DATA FOR THIS EXERCISE ::
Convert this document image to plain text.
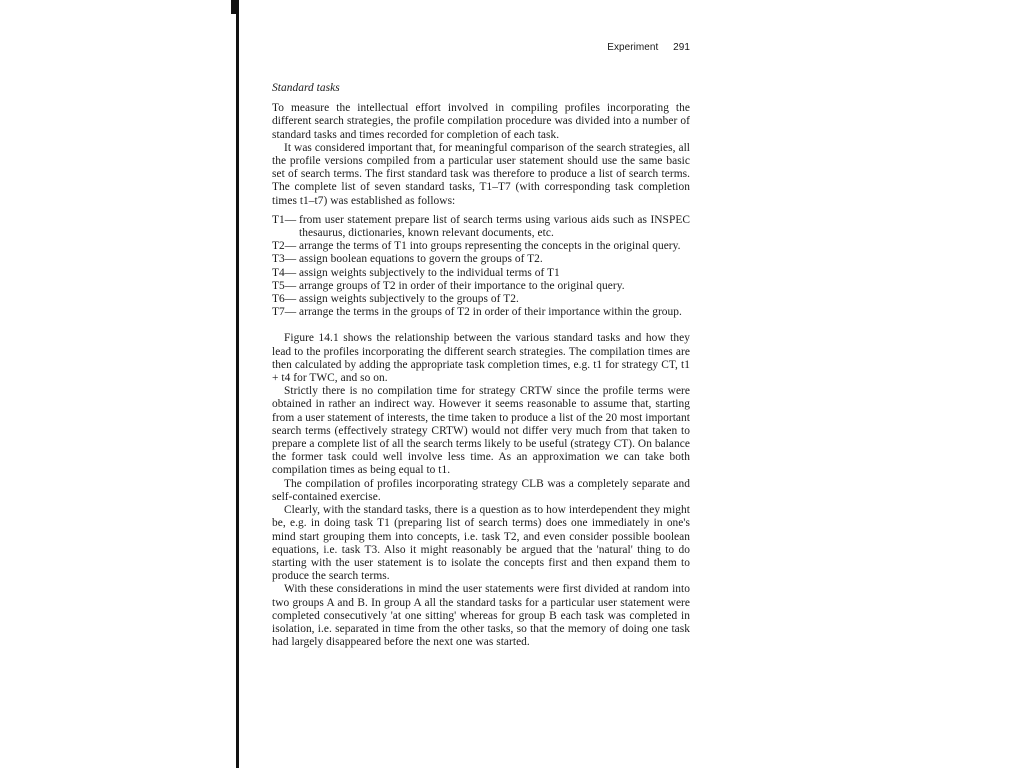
Experiment 291
Standard tasks

To measure the intellectual effort involved in compiling profiles incorporating the different search strategies, the profile compilation procedure was divided into a number of standard tasks and times recorded for completion of each task.

It was considered important that, for meaningful comparison of the search strategies, all the profile versions compiled from a particular user statement should use the same basic set of search terms. The first standard task was therefore to produce a list of search terms. The complete list of seven standard tasks, T1–T7 (with corresponding task completion times t1–t7) was established as follows:

T1— from user statement prepare list of search terms using various aids such as INSPEC thesaurus, dictionaries, known relevant documents, etc.
T2— arrange the terms of T1 into groups representing the concepts in the original query.
T3— assign boolean equations to govern the groups of T2.
T4— assign weights subjectively to the individual terms of T1
T5— arrange groups of T2 in order of their importance to the original query.
T6— assign weights subjectively to the groups of T2.
T7— arrange the terms in the groups of T2 in order of their importance within the group.

Figure 14.1 shows the relationship between the various standard tasks and how they lead to the profiles incorporating the different search strategies. The compilation times are then calculated by adding the appropriate task completion times, e.g. t1 for strategy CT, t1 + t4 for TWC, and so on.

Strictly there is no compilation time for strategy CRTW since the profile terms were obtained in rather an indirect way. However it seems reasonable to assume that, starting from a user statement of interests, the time taken to produce a list of the 20 most important search terms (effectively strategy CRTW) would not differ very much from that taken to prepare a complete list of all the search terms likely to be useful (strategy CT). On balance the former task could well involve less time. As an approximation we can take both compilation times as being equal to t1.

The compilation of profiles incorporating strategy CLB was a completely separate and self-contained exercise.

Clearly, with the standard tasks, there is a question as to how interdependent they might be, e.g. in doing task T1 (preparing list of search terms) does one immediately in one's mind start grouping them into concepts, i.e. task T2, and even consider possible boolean equations, i.e. task T3. Also it might reasonably be argued that the 'natural' thing to do starting with the user statement is to isolate the concepts first and then expand them to produce the search terms.

With these considerations in mind the user statements were first divided at random into two groups A and B. In group A all the standard tasks for a particular user statement were completed consecutively 'at one sitting' whereas for group B each task was completed in isolation, i.e. separated in time from the other tasks, so that the memory of doing one task had largely disappeared before the next one was started.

GOAL OF THE EXERCISE :: Print out the whole of the material word for word, without pictures.

RESULT FOR THIS TASK ::
Convert this document image to plain text.
Experiment 291
Standard tasks

To measure the intellectual effort involved in compiling profiles incorporating the different search strategies, the profile compilation procedure was divided into a number of standard tasks and times recorded for completion of each task.

It was considered important that, for meaningful comparison of the search strategies, all the profile versions compiled from a particular user statement should use the same basic set of search terms. The first standard task was therefore to produce a list of search terms. The complete list of seven standard tasks, T1–T7 (with corresponding task completion times t1–t7) was established as follows:

T1— from user statement prepare list of search terms using various aids such as INSPEC thesaurus, dictionaries, known relevant documents, etc.
T2— arrange the terms of T1 into groups representing the concepts in the original query.
T3— assign boolean equations to govern the groups of T2.
T4— assign weights subjectively to the individual terms of T1
T5— arrange groups of T2 in order of their importance to the original query.
T6— assign weights subjectively to the groups of T2.
T7— arrange the terms in the groups of T2 in order of their importance within the group.

Figure 14.1 shows the relationship between the various standard tasks and how they lead to the profiles incorporating the different search strategies. The compilation times are then calculated by adding the appropriate task completion times, e.g. t1 for strategy CT, t1 + t4 for TWC, and so on.

Strictly there is no compilation time for strategy CRTW since the profile terms were obtained in rather an indirect way. However it seems reasonable to assume that, starting from a user statement of interests, the time taken to produce a list of the 20 most important search terms (effectively strategy CRTW) would not differ very much from that taken to prepare a complete list of all the search terms likely to be useful (strategy CT). On balance the former task could well involve less time. As an approximation we can take both compilation times as being equal to t1.

The compilation of profiles incorporating strategy CLB was a completely separate and self-contained exercise.

Clearly, with the standard tasks, there is a question as to how interdependent they might be, e.g. in doing task T1 (preparing list of search terms) does one immediately in one's mind start grouping them into concepts, i.e. task T2, and even consider possible boolean equations, i.e. task T3. Also it might reasonably be argued that the 'natural' thing to do starting with the user statement is to isolate the concepts first and then expand them to produce the search terms.

With these considerations in mind the user statements were first divided at random into two groups A and B. In group A all the standard tasks for a particular user statement were completed consecutively 'at one sitting' whereas for group B each task was completed in isolation, i.e. separated in time from the other tasks, so that the memory of doing one task had largely disappeared before the next one was started.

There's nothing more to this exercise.